• **Request**
Convert the lines of the material from the line containing "bar-2014 (188, 392, 243, 406)" to the line containing "data-label-2014: 147014,00 (234, 705, 282, 716)", inclusive, into a JSON list of strings, one string per line, skipping blank lines.

• **Entries provided**
──────────────────────────────

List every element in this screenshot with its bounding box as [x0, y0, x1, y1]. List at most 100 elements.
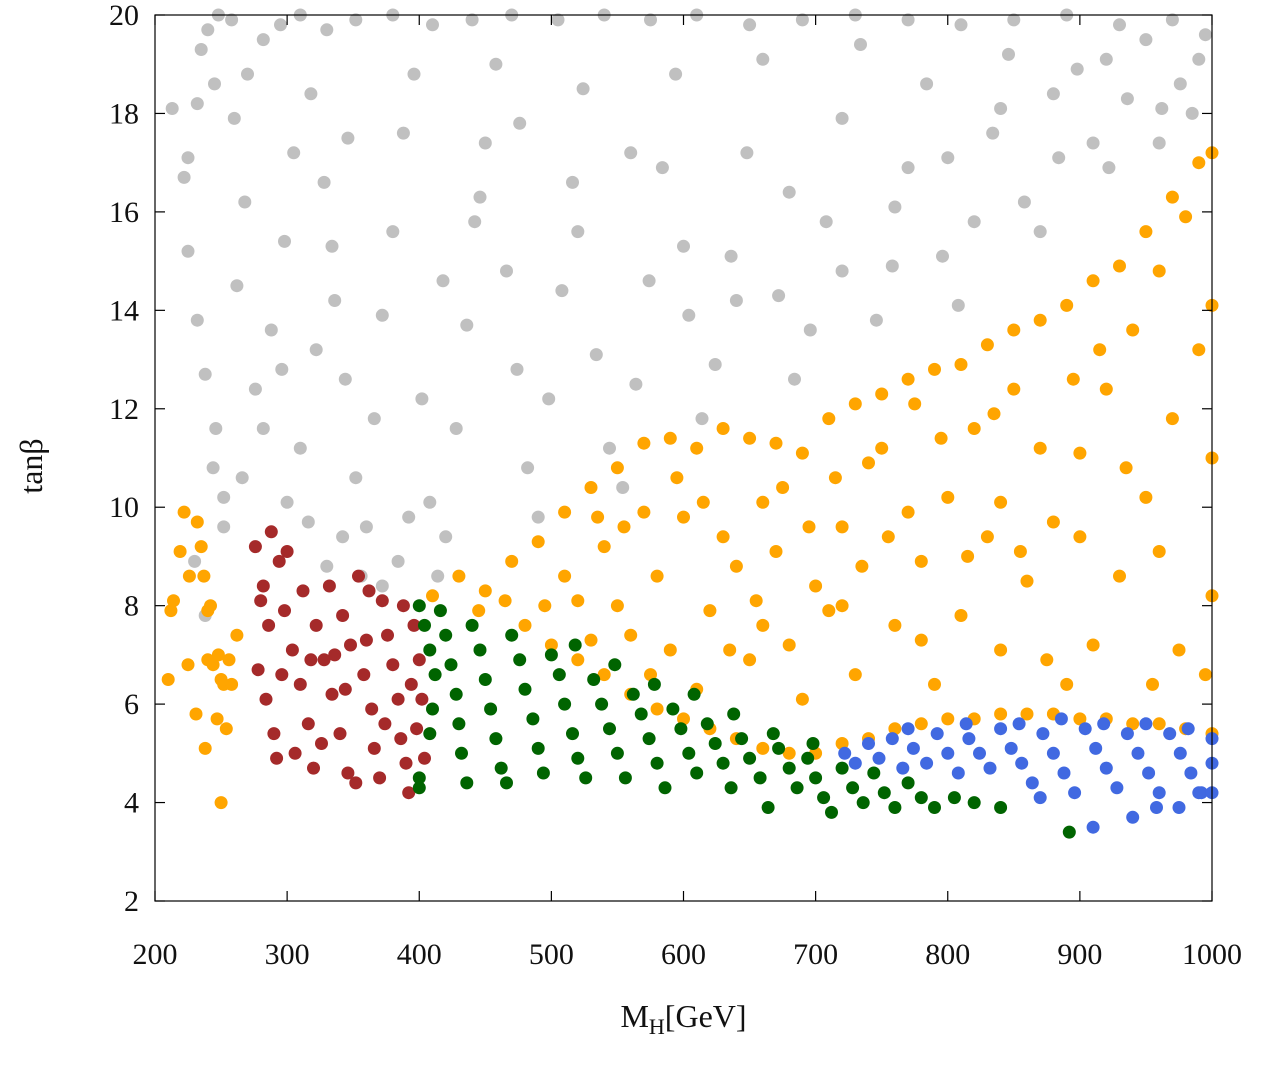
point-blue-41 [1172, 801, 1186, 814]
point-green-21 [500, 776, 513, 790]
point-brown-34 [394, 732, 408, 746]
point-grey-80 [669, 67, 683, 81]
y-tick-label-14: 14 [109, 294, 139, 327]
point-grey-133 [513, 116, 527, 130]
point-brown-50 [304, 653, 318, 667]
point-grey-108 [1120, 92, 1134, 106]
point-grey-113 [188, 554, 202, 568]
point-orange-139 [1073, 530, 1087, 544]
point-grey-57 [415, 392, 429, 406]
point-grey-104 [1052, 151, 1066, 165]
point-green-11 [449, 687, 463, 701]
point-grey-36 [198, 367, 212, 381]
point-grey-102 [1017, 195, 1031, 209]
point-orange-124 [743, 653, 757, 667]
point-orange-36 [716, 422, 730, 435]
point-green-64 [846, 781, 860, 795]
point-grey-70 [542, 392, 556, 406]
point-brown-27 [365, 702, 379, 716]
point-grey-71 [555, 284, 569, 298]
point-blue-16 [1015, 756, 1029, 770]
point-grey-10 [241, 67, 254, 81]
point-green-9 [439, 628, 453, 642]
point-orange-84 [597, 540, 611, 554]
point-orange-93 [835, 520, 849, 534]
point-grey-49 [338, 372, 352, 386]
point-grey-14 [320, 23, 334, 37]
point-green-54 [753, 771, 767, 785]
point-grey-140 [888, 200, 902, 214]
point-blue-29 [1152, 786, 1166, 800]
point-orange-21 [225, 677, 239, 691]
point-green-32 [571, 751, 585, 765]
point-brown-32 [386, 658, 400, 672]
point-blue-19 [1046, 746, 1060, 760]
point-brown-24 [344, 638, 357, 652]
point-grey-76 [616, 481, 630, 494]
point-orange-120 [848, 668, 862, 682]
point-green-45 [674, 722, 688, 736]
x-axis-title-subscript: H [649, 1014, 665, 1039]
point-orange-13 [204, 599, 217, 613]
point-orange-86 [650, 569, 664, 583]
point-orange-52 [1139, 225, 1153, 239]
point-blue-6 [906, 741, 920, 755]
point-blue-48 [901, 722, 915, 736]
point-orange-47 [1007, 323, 1021, 337]
point-blue-42 [1192, 786, 1206, 800]
point-grey-39 [217, 490, 231, 504]
point-grey-135 [624, 146, 638, 160]
point-orange-111 [1086, 638, 1100, 652]
point-blue-3 [872, 751, 886, 765]
point-green-28 [544, 648, 558, 662]
point-green-26 [531, 741, 545, 755]
point-orange-31 [584, 481, 598, 494]
point-grey-54 [386, 225, 400, 239]
point-brown-47 [254, 594, 268, 608]
point-blue-27 [1131, 746, 1145, 760]
point-green-27 [536, 766, 550, 780]
point-blue-4 [885, 732, 899, 746]
point-green-0 [412, 599, 426, 613]
point-grey-92 [854, 38, 867, 51]
point-orange-20 [222, 653, 236, 667]
point-orange-109 [1139, 490, 1153, 504]
point-grey-82 [695, 412, 709, 426]
point-grey-41 [238, 195, 252, 209]
point-orange-113 [1033, 441, 1047, 455]
point-blue-2 [862, 737, 875, 750]
point-brown-14 [307, 761, 320, 775]
point-grey-15 [349, 13, 363, 27]
point-orange-105 [1152, 264, 1166, 278]
point-grey-63 [468, 215, 482, 229]
point-grey-45 [287, 146, 301, 160]
point-green-71 [928, 801, 941, 814]
point-orange-90 [756, 495, 770, 509]
point-orange-58 [571, 653, 585, 667]
point-green-52 [735, 732, 749, 746]
point-orange-38 [769, 436, 783, 450]
x-axis-title-main: M [620, 998, 648, 1034]
point-blue-47 [1181, 722, 1195, 736]
point-grey-32 [1165, 13, 1179, 27]
point-grey-68 [521, 461, 535, 475]
point-orange-158 [828, 471, 842, 485]
point-brown-6 [251, 663, 265, 677]
point-grey-109 [1139, 33, 1153, 47]
x-axis-title-unit: [GeV] [665, 998, 747, 1034]
point-brown-37 [407, 618, 421, 632]
point-green-50 [716, 756, 730, 770]
point-green-48 [700, 717, 714, 731]
point-green-41 [642, 732, 656, 746]
point-grey-111 [1173, 77, 1187, 91]
point-brown-29 [373, 771, 387, 785]
point-grey-66 [500, 264, 513, 278]
point-grey-81 [682, 308, 696, 322]
point-orange-77 [1073, 712, 1087, 726]
point-grey-86 [756, 52, 770, 66]
point-grey-53 [375, 308, 389, 322]
point-brown-5 [262, 618, 276, 632]
point-grey-107 [1102, 161, 1116, 175]
point-orange-116 [954, 609, 968, 622]
point-grey-116 [235, 471, 249, 485]
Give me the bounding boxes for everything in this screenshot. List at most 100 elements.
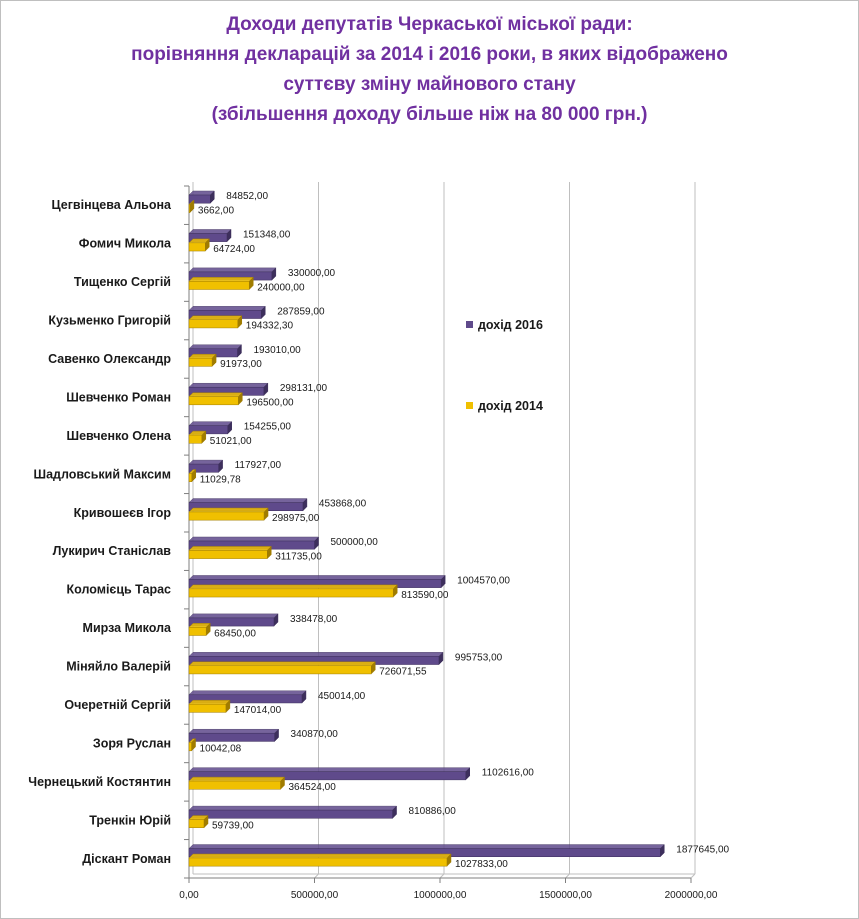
bar-2014 (188, 392, 243, 406)
gridline-floor (565, 873, 570, 879)
chart-title-line-2: порівняння декларацій за 2014 і 2016 рок… (131, 44, 728, 65)
category-label: Кривошеєв Ігор (74, 506, 172, 520)
bars (188, 190, 665, 867)
data-label-2014: 147014,00 (234, 705, 282, 716)
bar-2016 (188, 305, 266, 320)
data-label-2016: 1877645,00 (676, 845, 729, 856)
category-label: Зоря Руслан (93, 736, 171, 750)
bar-2014 (188, 661, 376, 675)
x-tick-label: 1000000,00 (414, 890, 467, 901)
bar-2016 (188, 459, 224, 473)
labels: 0,00 500000,00 1000000,00 1500000,00 2000000… (28, 191, 729, 901)
data-label-2014: 1027833,00 (455, 859, 508, 870)
data-label-2016: 1102616,00 (482, 768, 535, 779)
data-label-2014: 196500,00 (246, 398, 294, 409)
data-label-2014: 240000,00 (257, 282, 305, 293)
data-label-2016: 453868,00 (319, 499, 367, 510)
data-label-2016: 84852,00 (226, 191, 268, 202)
data-label-2014: 298975,00 (272, 513, 320, 524)
bar-2014 (188, 315, 243, 329)
category-label: Чернецький Костянтин (28, 775, 171, 789)
data-label-2014: 68450,00 (214, 628, 256, 639)
data-label-2014: 3662,00 (198, 205, 235, 216)
chart-title-line-1: Доходи депутатів Черкаської міської ради… (226, 14, 633, 35)
x-tick-label: 0,00 (179, 890, 199, 901)
data-label-2014: 59739,00 (212, 821, 254, 832)
data-label-2016: 117927,00 (235, 460, 282, 471)
legend-swatch-2016 (466, 321, 473, 328)
data-label-2014: 64724,00 (213, 244, 255, 255)
data-label-2016: 330000,00 (288, 268, 336, 279)
data-label-2014: 364524,00 (288, 782, 336, 793)
category-label: Мирза Микола (83, 621, 172, 635)
category-label: Міняйло Валерій (66, 660, 171, 674)
data-label-2016: 154255,00 (244, 422, 292, 433)
data-label-2016: 287859,00 (277, 306, 325, 317)
category-label: Кузьменко Григорій (48, 314, 171, 328)
x-tick-label: 2000000,00 (665, 890, 718, 901)
bar-2014 (188, 738, 197, 752)
chart-title-line-4: (збільшення доходу більше ніж на 80 000 … (211, 104, 648, 125)
gridline-floor (439, 873, 445, 879)
x-tick-label: 500000,00 (291, 890, 339, 901)
data-label-2014: 91973,00 (220, 359, 262, 370)
category-label: Цегвінцева Альона (51, 198, 172, 212)
bar-2014 (188, 814, 209, 829)
bar-2014 (188, 622, 211, 637)
bar-2014 (188, 584, 398, 598)
category-label: Тищенко Сергій (74, 275, 171, 289)
bar-2014 (188, 853, 452, 867)
bar-2014 (188, 699, 231, 713)
bar-2016 (188, 805, 398, 819)
bar-2016 (188, 613, 279, 627)
gridline-floor (314, 873, 319, 879)
bar-2016 (188, 728, 280, 743)
bar-2014 (188, 545, 272, 560)
data-label-2016: 298131,00 (280, 383, 328, 394)
data-label-2014: 726071,55 (379, 667, 427, 678)
data-label-2016: 193010,00 (253, 345, 301, 356)
bar-2016 (188, 228, 232, 243)
data-label-2016: 810886,00 (409, 806, 457, 817)
bar-2014 (188, 468, 197, 483)
category-label: Лукирич Станіслав (53, 544, 172, 558)
legend-label-2016: дохід 2016 (478, 318, 543, 332)
bar-2014 (188, 276, 254, 291)
category-label: Фомич Микола (79, 237, 172, 251)
chart-title: Доходи депутатів Черкаської міської ради… (0, 10, 859, 130)
data-label-2016: 500000,00 (331, 537, 379, 548)
gridlines (314, 182, 696, 879)
category-label: Очеретній Сергій (64, 698, 171, 712)
category-label: Тренкін Юрій (89, 813, 171, 827)
bar-2014 (188, 507, 269, 521)
bar-2014 (188, 353, 217, 367)
data-label-2014: 194332,30 (246, 321, 294, 332)
category-label: Шевченко Олена (67, 429, 173, 443)
bar-2016 (188, 767, 471, 781)
data-label-2014: 10042,08 (200, 744, 242, 755)
data-label-2016: 338478,00 (290, 614, 338, 625)
bar-2016 (188, 267, 277, 281)
bar-2014 (188, 430, 207, 444)
data-label-2014: 311735,00 (275, 551, 322, 562)
data-label-2014: 813590,00 (401, 590, 449, 601)
bar-2016 (188, 421, 233, 435)
bar-2014 (188, 238, 210, 252)
bar-2016 (188, 536, 320, 550)
x-tick-label: 1500000,00 (539, 890, 592, 901)
category-label: Шевченко Роман (66, 390, 171, 404)
bar-2014 (188, 199, 195, 214)
bar-2014 (188, 776, 286, 790)
data-label-2016: 151348,00 (243, 229, 291, 240)
category-label: Коломієць Тарас (67, 583, 172, 597)
legend-swatch-2014 (466, 402, 473, 409)
bar-2016 (188, 344, 243, 358)
legend: дохід 2016 дохід 2014 (466, 318, 543, 413)
data-label-2016: 450014,00 (318, 691, 366, 702)
data-label-2014: 11029,78 (200, 475, 241, 486)
category-label: Шадловський Максим (34, 467, 171, 481)
category-label: Діскант Роман (82, 852, 171, 866)
bar-2016 (188, 690, 307, 704)
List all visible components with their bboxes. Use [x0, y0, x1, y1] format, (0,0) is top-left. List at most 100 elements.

──────────────────────────────

• **Output below**
[
  "bar-2014 (188, 392, 243, 406)",
  "gridline-floor (565, 873, 570, 879)",
  "chart-title-line-2: порівняння декларацій за 2014 і 2016 рок… (131, 44, 728, 65)",
  "category-label: Кривошеєв Ігор (74, 506, 172, 520)",
  "bars (188, 190, 665, 867)",
  "data-label-2014: 147014,00 (234, 705, 282, 716)"
]